* BEGIN *

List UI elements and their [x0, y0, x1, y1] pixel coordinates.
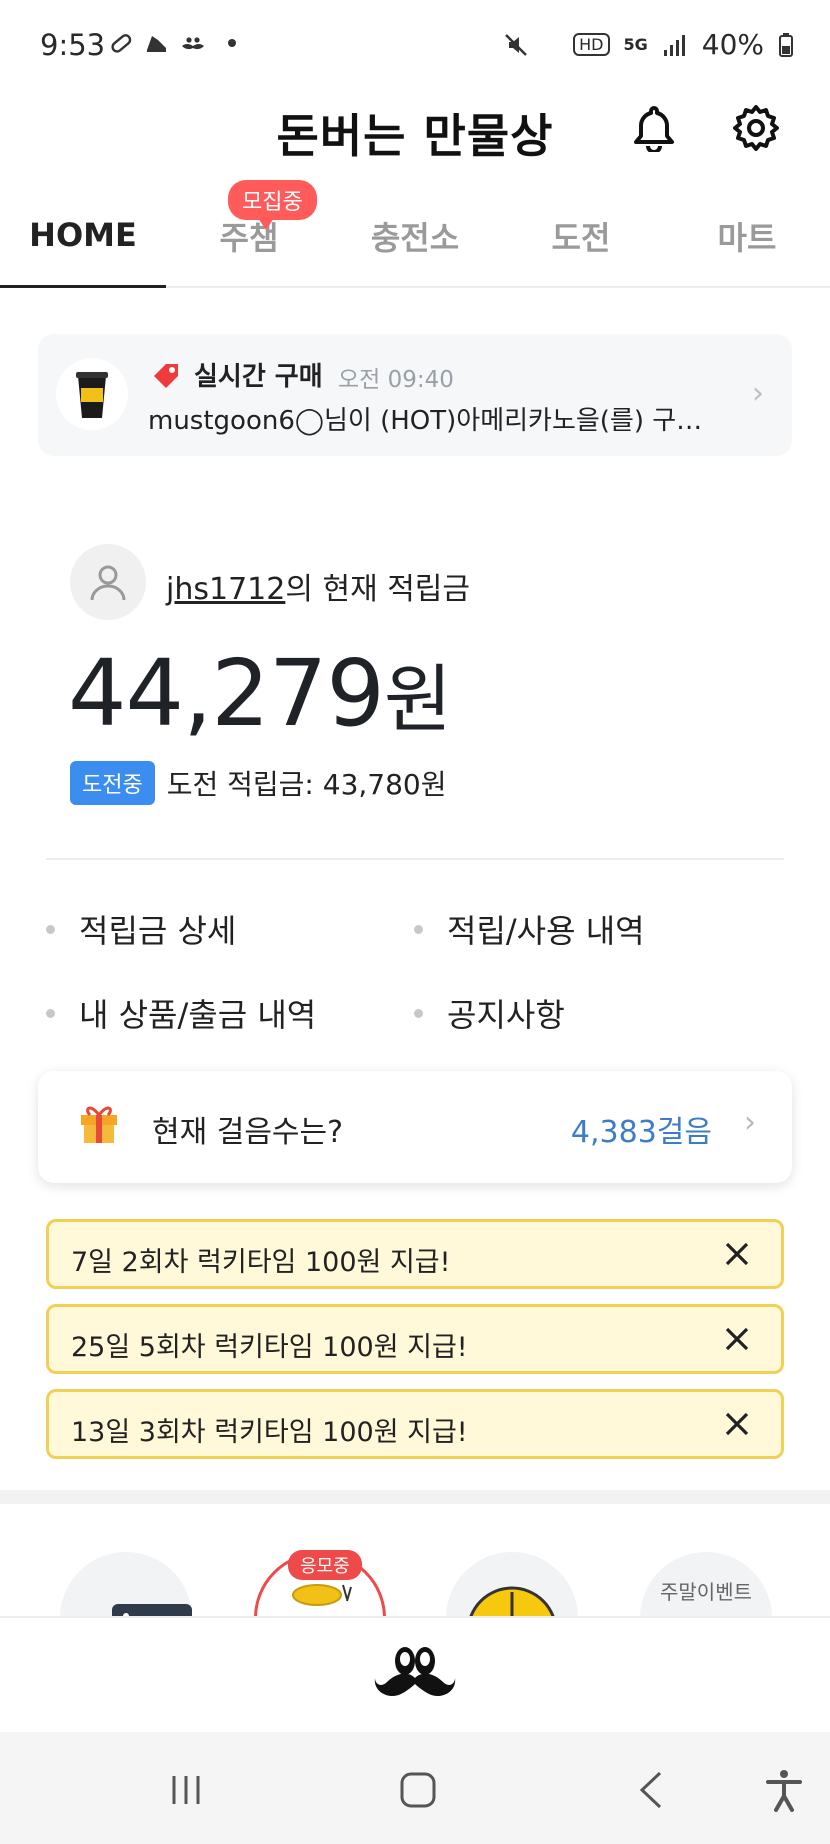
- tab-challenge[interactable]: 도전: [498, 184, 664, 288]
- steps-card[interactable]: 현재 걸음수는? 4,383걸음 ›: [38, 1071, 792, 1183]
- menu-label: 내 상품/출금 내역: [79, 996, 317, 1034]
- user-balance-label: jhs1712의 현재 적립금: [166, 564, 470, 608]
- promo-row: 응모중 주말이벤트: [0, 1540, 830, 1616]
- close-icon[interactable]: [721, 1323, 753, 1355]
- system-nav-bar: [0, 1732, 830, 1844]
- recruiting-badge: 모집중: [228, 180, 317, 230]
- bell-icon: [634, 106, 674, 152]
- notice-text: 7일 2회차 럭키타임 100원 지급!: [71, 1247, 451, 1278]
- avatar: [70, 544, 146, 620]
- lucky-notice: 7일 2회차 럭키타임 100원 지급!: [46, 1219, 784, 1289]
- promo-wallet[interactable]: [60, 1552, 192, 1616]
- shoe-icon: [147, 36, 166, 52]
- live-purchase-time: 오전 09:40: [338, 367, 454, 393]
- coffee-cup-icon: [76, 372, 108, 418]
- hd-icon: HD: [573, 33, 610, 56]
- bullet-dot: [46, 1008, 55, 1018]
- recents-icon: [172, 1776, 200, 1804]
- recent-apps-button[interactable]: [158, 1766, 214, 1814]
- app-title: 돈버는 만물상: [276, 109, 554, 163]
- menu-label: 적립금 상세: [79, 912, 237, 950]
- balance-amount: 44,279원: [68, 640, 452, 747]
- network-type: 5G: [623, 35, 648, 54]
- accessibility-icon: [766, 1770, 802, 1812]
- menu-label: 적립/사용 내역: [447, 912, 645, 950]
- menu-balance-detail[interactable]: 적립금 상세: [46, 906, 236, 952]
- pill-icon: [111, 34, 132, 53]
- balance-unit: 원: [383, 657, 452, 743]
- weekend-event-label: 주말이벤트: [660, 1580, 752, 1604]
- balance-suffix: 의 현재 적립금: [285, 572, 471, 607]
- promo-badge: 응모중: [288, 1550, 362, 1580]
- challenge-balance: 도전 적립금: 43,780원: [166, 768, 447, 801]
- tab-mart[interactable]: 마트: [664, 184, 830, 288]
- mute-icon: [505, 33, 527, 56]
- home-button[interactable]: [390, 1766, 446, 1814]
- steps-value: 4,383걸음: [570, 1115, 712, 1150]
- chevron-right-icon: ›: [752, 376, 764, 411]
- status-time: 9:53: [40, 28, 106, 62]
- accessibility-button[interactable]: [756, 1766, 812, 1814]
- chevron-left-icon: [639, 1771, 662, 1809]
- menu-label: 공지사항: [447, 996, 565, 1034]
- user-icon: [90, 565, 126, 601]
- dot-icon: [228, 39, 236, 47]
- notification-button[interactable]: [626, 100, 682, 156]
- tab-charging[interactable]: 충전소: [332, 184, 498, 288]
- menu-my-products[interactable]: 내 상품/출금 내역: [46, 990, 316, 1036]
- challenge-badge: 도전중: [70, 761, 155, 805]
- chevron-right-icon: ›: [744, 1105, 756, 1140]
- price-tag-icon: [154, 364, 178, 388]
- target-icon: [469, 1586, 555, 1616]
- lucky-notice: 25일 5회차 럭키타임 100원 지급!: [46, 1304, 784, 1374]
- mustache-icon: [182, 37, 204, 50]
- settings-button[interactable]: [728, 100, 784, 156]
- bullet-dot: [414, 1008, 423, 1018]
- section-separator: [0, 1490, 830, 1504]
- mustache-mascot-icon: [374, 1647, 456, 1697]
- mascot-bar[interactable]: [0, 1616, 830, 1732]
- balance-number: 44,279: [68, 640, 385, 747]
- lucky-notice: 13일 3회차 럭키타임 100원 지급!: [46, 1389, 784, 1459]
- tab-home[interactable]: HOME: [0, 184, 166, 288]
- back-button[interactable]: [624, 1766, 680, 1814]
- promo-target[interactable]: [446, 1552, 578, 1616]
- live-purchase-label: 실시간 구매: [194, 362, 323, 392]
- live-purchase-message: mustgoon6◯님이 (HOT)아메리카노을(를) 구…: [148, 406, 703, 436]
- app-header: 돈버는 만물상: [0, 96, 830, 184]
- gift-icon: [81, 1106, 117, 1143]
- close-icon[interactable]: [721, 1238, 753, 1270]
- status-right: HD 5G 40%: [503, 28, 794, 61]
- divider: [46, 858, 784, 860]
- tab-bar: HOME 주챔 모집중 충전소 도전 마트: [0, 180, 830, 288]
- menu-history[interactable]: 적립/사용 내역: [414, 906, 645, 952]
- status-bar: 9:53 HD 5G 40%: [0, 0, 830, 96]
- home-square-icon: [400, 1772, 436, 1808]
- close-icon[interactable]: [721, 1408, 753, 1440]
- challenge-row: 도전중 도전 적립금: 43,780원: [70, 761, 447, 805]
- gear-icon: [733, 105, 779, 151]
- live-purchase-card[interactable]: 실시간 구매 오전 09:40 mustgoon6◯님이 (HOT)아메리카노을…: [38, 334, 792, 456]
- username-link[interactable]: jhs1712: [166, 572, 285, 607]
- signal-icon: [663, 34, 685, 56]
- notification-icons: [108, 30, 236, 56]
- notice-text: 25일 5회차 럭키타임 100원 지급!: [71, 1332, 468, 1363]
- battery-percent: 40%: [701, 28, 764, 61]
- steps-label: 현재 걸음수는?: [152, 1115, 344, 1150]
- wallet-icon: [112, 1604, 192, 1616]
- coffee-thumbnail: [56, 358, 128, 430]
- notice-text: 13일 3회차 럭키타임 100원 지급!: [71, 1417, 468, 1448]
- bullet-dot: [46, 924, 55, 934]
- menu-notice[interactable]: 공지사항: [414, 990, 565, 1036]
- battery-icon: [779, 32, 793, 57]
- bullet-dot: [414, 924, 423, 934]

* END *

§ PROMPT: Render every line of the entries above as a JSON list of strings, one string per line, omitting blank lines and leaving out the pictures.

§ THE COMPLETED TASK:
[
  "List UI elements and their [x0, y0, x1, y1] pixel coordinates.",
  "- tab-challenge[interactable]: 도전: [498, 184, 664, 288]",
  "- steps-card[interactable]: 현재 걸음수는? 4,383걸음 ›: [38, 1071, 792, 1183]",
  "- menu-label: 내 상품/출금 내역: [79, 996, 317, 1034]",
  "- user-balance-label: jhs1712의 현재 적립금: [166, 564, 470, 608]",
  "- promo-row: 응모중 주말이벤트: [0, 1540, 830, 1616]",
  "- close-icon[interactable]: [721, 1323, 753, 1355]",
  "- system-nav-bar: [0, 1732, 830, 1844]",
  "- recruiting-badge: 모집중: [228, 180, 317, 230]",
  "- bell-icon: [634, 106, 674, 152]",
  "- notice-text: 7일 2회차 럭키타임 100원 지급!: [71, 1247, 451, 1278]",
  "- avatar: [70, 544, 146, 620]",
  "- lucky-notice: 7일 2회차 럭키타임 100원 지급!: [46, 1219, 784, 1289]",
  "- promo-wallet[interactable]: [60, 1552, 192, 1616]",
  "- shoe-icon: [147, 36, 166, 52]",
  "- live-purchase-time: 오전 09:40: [338, 367, 454, 393]",
  "- coffee-cup-icon: [76, 372, 108, 418]",
  "- hd-icon: HD: [573, 33, 610, 56]",
  "- bullet-dot: [46, 1008, 55, 1018]",
  "- recents-icon: [172, 1776, 200, 1804]",
  "- recent-apps-button[interactable]: [158, 1766, 214, 1814]",
  "- app-title: 돈버는 만물상: [276, 109, 554, 163]",
  "- menu-label: 적립금 상세: [79, 912, 237, 950]",
  "- balance-amount: 44,279원: [68, 640, 452, 747]",
  "- network-type: 5G: [623, 35, 648, 54]",
  "- accessibility-icon: [766, 1770, 802, 1812]",
  "- menu-label: 적립/사용 내역: [447, 912, 645, 950]",
  "- menu-balance-detail[interactable]: 적립금 상세: [46, 906, 236, 952]",
  "- pill-icon: [111, 34, 132, 53]",
  "- balance-unit: 원: [383, 657, 452, 743]",
  "- weekend-event-label: 주말이벤트: [660, 1580, 752, 1604]",
  "- balance-suffix: 의 현재 적립금: [285, 572, 471, 607]",
  "- promo-badge: 응모중: [288, 1550, 362, 1580]",
  "- challenge-balance: 도전 적립금: 43,780원: [166, 768, 447, 801]",
  "- tab-mart[interactable]: 마트: [664, 184, 830, 288]",
  "- mute-icon: [505, 33, 527, 56]",
  "- home-button[interactable]: [390, 1766, 446, 1814]",
  "- steps-value: 4,383걸음: [570, 1115, 712, 1150]",
  "- chevron-right-icon: ›: [752, 376, 764, 411]",
  "- status-time: 9:53: [40, 28, 106, 62]",
  "- accessibility-button[interactable]: [756, 1766, 812, 1814]",
  "- chevron-left-icon: [639, 1771, 662, 1809]",
  "- menu-label: 공지사항: [447, 996, 565, 1034]",
  "- user-icon: [90, 565, 126, 601]",
  "- dot-icon: [228, 39, 236, 47]",
  "- notification-button[interactable]: [626, 100, 682, 156]",
  "- tab-charging[interactable]: 충전소: [332, 184, 498, 288]",
  "- menu-my-products[interactable]: 내 상품/출금 내역: [46, 990, 316, 1036]",
  "- challenge-badge: 도전중: [70, 761, 155, 805]",
  "- chevron-right-icon: ›: [744, 1105, 756, 1140]",
  "- price-tag-icon: [154, 364, 178, 388]",
  "- target-icon: [469, 1586, 555, 1616]",
  "- lucky-notice: 25일 5회차 럭키타임 100원 지급!: [46, 1304, 784, 1374]",
  "- mustache-icon: [182, 37, 204, 50]",
  "- settings-button[interactable]: [728, 100, 784, 156]",
  "- bullet-dot: [414, 1008, 423, 1018]",
  "- section-separator: [0, 1490, 830, 1504]",
  "- mustache-mascot-icon: [374, 1647, 456, 1697]",
  "- mascot-bar[interactable]: [0, 1616, 830, 1732]",
  "- balance-number: 44,279: [68, 640, 385, 747]",
  "- lucky-notice: 13일 3회차 럭키타임 100원 지급!: [46, 1389, 784, 1459]",
  "- tab-home[interactable]: HOME: [0, 184, 166, 288]",
  "- back-button[interactable]: [624, 1766, 680, 1814]",
  "- promo-target[interactable]: [446, 1552, 578, 1616]",
  "- live-purchase-label: 실시간 구매: [194, 362, 323, 392]",
  "- live-purchase-message: mustgoon6◯님이 (HOT)아메리카노을(를) 구…: [148, 406, 703, 436]",
  "- app-header: 돈버는 만물상: [0, 96, 830, 184]",
  "- gift-icon: [81, 1106, 117, 1143]",
  "- close-icon[interactable]: [721, 1238, 753, 1270]",
  "- status-right: HD 5G 40%: [503, 28, 794, 61]",
  "- divider: [46, 858, 784, 860]",
  "- tab-bar: HOME 주챔 모집중 충전소 도전 마트: [0, 180, 830, 288]",
  "- menu-history[interactable]: 적립/사용 내역: [414, 906, 645, 952]",
  "- status-bar: 9:53 HD 5G 40%: [0, 0, 830, 96]",
  "- home-square-icon: [400, 1772, 436, 1808]",
  "- close-icon[interactable]: [721, 1408, 753, 1440]",
  "- challenge-row: 도전중 도전 적립금: 43,780원: [70, 761, 447, 805]",
  "- gear-icon: [733, 105, 779, 151]",
  "- live-purchase-card[interactable]: 실시간 구매 오전 09:40 mustgoon6◯님이 (HOT)아메리카노을…: [38, 334, 792, 456]",
  "- username-link[interactable]: jhs1712: [166, 572, 285, 607]",
  "- signal-icon: [663, 34, 685, 56]",
  "- notification-icons: [108, 30, 236, 56]",
  "- notice-text: 25일 5회차 럭키타임 100원 지급!: [71, 1332, 468, 1363]",
  "- battery-percent: 40%: [701, 28, 764, 61]",
  "- steps-label: 현재 걸음수는?: [152, 1115, 344, 1150]",
  "- wallet-icon: [112, 1604, 192, 1616]",
  "- coffee-thumbnail: [56, 358, 128, 430]",
  "- notice-text: 13일 3회차 럭키타임 100원 지급!: [71, 1417, 468, 1448]",
  "- bullet-dot: [46, 924, 55, 934]",
  "- menu-notice[interactable]: 공지사항: [414, 990, 565, 1036]",
  "- battery-icon: [779, 32, 793, 57]",
  "- bullet-dot: [414, 924, 423, 934]"
]